◆ Passage to read:

______________________________

United States District Court, Ninth Circuit

November 25, 2013

LEON E. MORRIS, Plaintiff,
v.
BRADFORD et al., Defendants.

ORDER AND FINDINGS AND RECOMMENDATIONS

DALE A. DROZD, Magistrate Judge.

Plaintiff is a state prisoner proceeding pro se and in forma pauperis ("IFP") with this civil rights action filed pursuant to 42 U.S.C. § 1983. Pending before the court is defendants' motion to revoke plaintiff's IFP status pursuant to 28 U.S.C. § 1915(g) and to dismiss the complaint pursuant to Federal Rules of Civil Procedure 11 and 18. Plaintiff has opposed the motion.

BACKGROUND

Plaintiff is proceeding on his first amended complaint. When the court screened plaintiff's amended complaint, the court found that the complaint appeared to state cognizable claims for retaliation under the First Amendment against defendants Bradford, Hamad, Pena, Aguyo, Boatright, Mooghaddan, Hernandez, Brown, Cruz, Crawford, Low, Brewer, and Guffee. The court further found that plaintiff's amended complaint appeared to state cognizable claims for deliberate indifference to his serious medical needs in violation of the Eighth Amendment against defendants Aguyo, Boatright, and Mooghaddan. (See Doc. No. 13)

______________________________

◆ Entries supplied:

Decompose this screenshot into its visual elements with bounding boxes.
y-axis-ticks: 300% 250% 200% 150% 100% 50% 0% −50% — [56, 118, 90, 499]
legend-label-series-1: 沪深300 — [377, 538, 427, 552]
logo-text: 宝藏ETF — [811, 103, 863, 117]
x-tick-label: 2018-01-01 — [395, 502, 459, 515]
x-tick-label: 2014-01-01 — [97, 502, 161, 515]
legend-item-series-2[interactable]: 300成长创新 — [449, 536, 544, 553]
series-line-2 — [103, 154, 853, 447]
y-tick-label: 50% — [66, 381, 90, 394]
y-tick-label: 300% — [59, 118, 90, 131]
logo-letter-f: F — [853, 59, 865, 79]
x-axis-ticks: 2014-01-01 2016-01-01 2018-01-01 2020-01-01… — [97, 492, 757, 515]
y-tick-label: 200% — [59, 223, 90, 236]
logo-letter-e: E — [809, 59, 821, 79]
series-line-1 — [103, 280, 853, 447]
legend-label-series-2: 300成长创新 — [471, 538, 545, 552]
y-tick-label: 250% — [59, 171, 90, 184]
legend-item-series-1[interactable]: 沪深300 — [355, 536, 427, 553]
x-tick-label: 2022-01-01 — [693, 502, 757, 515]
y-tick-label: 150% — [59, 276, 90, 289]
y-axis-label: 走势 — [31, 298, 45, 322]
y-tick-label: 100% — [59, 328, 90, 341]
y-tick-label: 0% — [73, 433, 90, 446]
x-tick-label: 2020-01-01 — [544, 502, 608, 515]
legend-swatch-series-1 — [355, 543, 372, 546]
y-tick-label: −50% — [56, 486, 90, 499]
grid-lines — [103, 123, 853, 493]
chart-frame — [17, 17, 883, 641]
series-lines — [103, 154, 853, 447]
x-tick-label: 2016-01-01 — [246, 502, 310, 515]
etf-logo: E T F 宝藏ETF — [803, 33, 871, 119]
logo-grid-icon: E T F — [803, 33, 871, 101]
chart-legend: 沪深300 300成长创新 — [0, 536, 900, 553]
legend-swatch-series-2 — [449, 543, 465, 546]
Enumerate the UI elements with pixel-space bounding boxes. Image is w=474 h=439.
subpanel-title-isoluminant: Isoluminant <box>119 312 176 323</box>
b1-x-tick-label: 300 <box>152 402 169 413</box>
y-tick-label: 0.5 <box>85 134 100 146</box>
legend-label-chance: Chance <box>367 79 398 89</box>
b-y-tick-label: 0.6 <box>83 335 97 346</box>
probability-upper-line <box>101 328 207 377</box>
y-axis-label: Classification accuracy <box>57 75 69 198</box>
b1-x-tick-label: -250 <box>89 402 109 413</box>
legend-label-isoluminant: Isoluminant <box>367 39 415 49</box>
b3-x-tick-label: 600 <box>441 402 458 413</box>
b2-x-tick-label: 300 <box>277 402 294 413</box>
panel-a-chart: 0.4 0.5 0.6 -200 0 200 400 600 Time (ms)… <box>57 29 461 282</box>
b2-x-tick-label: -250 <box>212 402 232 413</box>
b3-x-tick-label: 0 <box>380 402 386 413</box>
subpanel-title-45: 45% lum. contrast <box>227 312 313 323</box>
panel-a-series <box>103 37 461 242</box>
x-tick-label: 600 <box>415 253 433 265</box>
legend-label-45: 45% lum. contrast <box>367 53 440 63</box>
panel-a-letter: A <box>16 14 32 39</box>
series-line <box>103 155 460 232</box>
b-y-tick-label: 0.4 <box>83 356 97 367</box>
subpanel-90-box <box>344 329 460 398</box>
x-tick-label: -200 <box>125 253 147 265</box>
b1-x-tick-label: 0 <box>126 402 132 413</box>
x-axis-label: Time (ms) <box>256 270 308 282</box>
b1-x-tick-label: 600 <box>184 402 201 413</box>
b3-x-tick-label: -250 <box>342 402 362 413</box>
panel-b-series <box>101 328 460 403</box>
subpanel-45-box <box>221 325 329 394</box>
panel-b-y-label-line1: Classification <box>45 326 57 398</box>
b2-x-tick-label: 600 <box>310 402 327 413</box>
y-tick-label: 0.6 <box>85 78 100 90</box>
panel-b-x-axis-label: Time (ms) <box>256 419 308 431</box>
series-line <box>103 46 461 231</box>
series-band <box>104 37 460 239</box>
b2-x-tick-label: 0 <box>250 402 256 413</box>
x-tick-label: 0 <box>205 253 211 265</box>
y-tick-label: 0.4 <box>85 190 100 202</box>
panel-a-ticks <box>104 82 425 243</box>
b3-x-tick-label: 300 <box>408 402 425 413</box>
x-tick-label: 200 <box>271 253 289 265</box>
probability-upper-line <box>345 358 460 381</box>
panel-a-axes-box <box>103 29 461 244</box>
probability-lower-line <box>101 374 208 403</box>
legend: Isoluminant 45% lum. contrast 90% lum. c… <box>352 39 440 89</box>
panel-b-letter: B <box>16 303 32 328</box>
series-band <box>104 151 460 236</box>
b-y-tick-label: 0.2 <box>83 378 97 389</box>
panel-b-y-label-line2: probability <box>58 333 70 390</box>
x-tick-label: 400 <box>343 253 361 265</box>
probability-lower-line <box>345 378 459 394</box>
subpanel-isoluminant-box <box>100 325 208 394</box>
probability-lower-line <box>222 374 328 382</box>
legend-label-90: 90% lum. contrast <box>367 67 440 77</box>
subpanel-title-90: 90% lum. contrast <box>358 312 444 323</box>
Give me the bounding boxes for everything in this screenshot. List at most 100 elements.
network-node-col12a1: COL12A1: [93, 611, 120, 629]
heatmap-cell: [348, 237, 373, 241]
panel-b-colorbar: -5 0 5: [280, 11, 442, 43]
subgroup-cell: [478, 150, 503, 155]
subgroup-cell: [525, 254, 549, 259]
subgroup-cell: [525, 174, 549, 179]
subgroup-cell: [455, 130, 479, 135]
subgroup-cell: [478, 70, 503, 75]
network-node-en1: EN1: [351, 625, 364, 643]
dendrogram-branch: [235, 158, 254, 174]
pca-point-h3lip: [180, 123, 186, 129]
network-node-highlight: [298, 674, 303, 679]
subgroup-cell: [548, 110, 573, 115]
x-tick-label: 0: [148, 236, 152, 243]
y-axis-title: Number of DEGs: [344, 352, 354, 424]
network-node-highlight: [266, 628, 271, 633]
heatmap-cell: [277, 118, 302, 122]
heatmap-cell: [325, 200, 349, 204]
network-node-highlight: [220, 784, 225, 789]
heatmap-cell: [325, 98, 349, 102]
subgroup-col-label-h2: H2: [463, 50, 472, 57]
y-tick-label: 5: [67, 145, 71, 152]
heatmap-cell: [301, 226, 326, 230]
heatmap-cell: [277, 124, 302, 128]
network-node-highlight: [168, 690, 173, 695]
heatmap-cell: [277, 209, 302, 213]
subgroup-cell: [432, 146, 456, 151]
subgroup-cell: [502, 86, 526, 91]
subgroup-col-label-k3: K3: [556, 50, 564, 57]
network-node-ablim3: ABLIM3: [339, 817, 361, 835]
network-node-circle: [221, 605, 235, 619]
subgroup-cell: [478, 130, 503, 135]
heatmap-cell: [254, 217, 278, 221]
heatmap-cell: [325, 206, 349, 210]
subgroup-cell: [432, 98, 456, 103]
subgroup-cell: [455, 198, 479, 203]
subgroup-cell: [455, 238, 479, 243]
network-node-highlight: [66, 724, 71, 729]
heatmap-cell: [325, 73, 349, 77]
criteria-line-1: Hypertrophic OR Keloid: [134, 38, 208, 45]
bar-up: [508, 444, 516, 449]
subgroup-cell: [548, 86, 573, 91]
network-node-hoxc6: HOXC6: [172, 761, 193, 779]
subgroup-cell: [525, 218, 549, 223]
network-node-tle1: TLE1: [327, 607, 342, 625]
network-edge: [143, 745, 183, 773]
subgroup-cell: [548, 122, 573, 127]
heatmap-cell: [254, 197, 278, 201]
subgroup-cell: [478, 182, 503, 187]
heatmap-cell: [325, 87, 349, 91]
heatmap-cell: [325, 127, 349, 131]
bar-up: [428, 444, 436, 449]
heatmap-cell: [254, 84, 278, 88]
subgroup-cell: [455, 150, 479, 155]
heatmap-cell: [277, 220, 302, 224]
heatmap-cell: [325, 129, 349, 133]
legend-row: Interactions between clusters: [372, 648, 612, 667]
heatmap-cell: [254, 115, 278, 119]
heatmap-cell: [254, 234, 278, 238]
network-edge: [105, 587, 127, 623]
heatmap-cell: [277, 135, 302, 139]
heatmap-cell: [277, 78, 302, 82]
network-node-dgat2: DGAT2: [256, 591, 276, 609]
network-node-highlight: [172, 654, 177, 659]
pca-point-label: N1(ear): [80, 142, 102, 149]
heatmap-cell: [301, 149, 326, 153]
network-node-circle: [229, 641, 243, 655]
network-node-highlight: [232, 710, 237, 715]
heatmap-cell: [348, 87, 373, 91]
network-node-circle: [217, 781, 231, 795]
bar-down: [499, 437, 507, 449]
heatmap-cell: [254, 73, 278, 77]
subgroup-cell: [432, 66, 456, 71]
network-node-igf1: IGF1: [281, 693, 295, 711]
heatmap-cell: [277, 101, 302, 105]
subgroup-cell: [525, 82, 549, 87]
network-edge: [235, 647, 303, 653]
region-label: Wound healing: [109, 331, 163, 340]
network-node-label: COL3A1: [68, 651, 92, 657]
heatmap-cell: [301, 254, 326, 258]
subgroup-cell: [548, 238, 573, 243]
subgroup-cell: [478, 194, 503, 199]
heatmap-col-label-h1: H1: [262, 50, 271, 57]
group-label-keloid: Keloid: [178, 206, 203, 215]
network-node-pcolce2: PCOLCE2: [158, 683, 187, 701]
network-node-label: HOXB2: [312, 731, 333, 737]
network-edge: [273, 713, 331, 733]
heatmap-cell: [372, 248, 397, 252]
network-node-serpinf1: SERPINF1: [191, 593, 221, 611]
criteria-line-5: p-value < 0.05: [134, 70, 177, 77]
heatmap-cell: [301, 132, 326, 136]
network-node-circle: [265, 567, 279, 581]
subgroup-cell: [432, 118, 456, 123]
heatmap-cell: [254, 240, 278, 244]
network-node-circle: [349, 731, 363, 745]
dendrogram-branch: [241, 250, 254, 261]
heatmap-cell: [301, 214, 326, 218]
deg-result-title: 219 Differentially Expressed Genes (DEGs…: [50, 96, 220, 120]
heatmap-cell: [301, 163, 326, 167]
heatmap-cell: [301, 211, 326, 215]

______________________________

◆ Exercise directions:
Print word for word the stretch of the court order above that opens with the words containing "Plaintiff is proceeding" and closes with "Doc. No. 13)".

◆ Answer section:
Plaintiff is proceeding on his first amended complaint. When the court screened plaintiff's amended complaint, the court found that the complaint appeared to state cognizable claims for retaliation under the First Amendment against defendants Bradford, Hamad, Pena, Aguyo, Boatright, Mooghaddan, Hernandez, Brown, Cruz, Crawford, Low, Brewer, and Guffee. The court further found that plaintiff's amended complaint appeared to state cognizable claims for deliberate indifference to his serious medical needs in violation of the Eighth Amendment against defendants Aguyo, Boatright, and Mooghaddan. (See Doc. No. 13)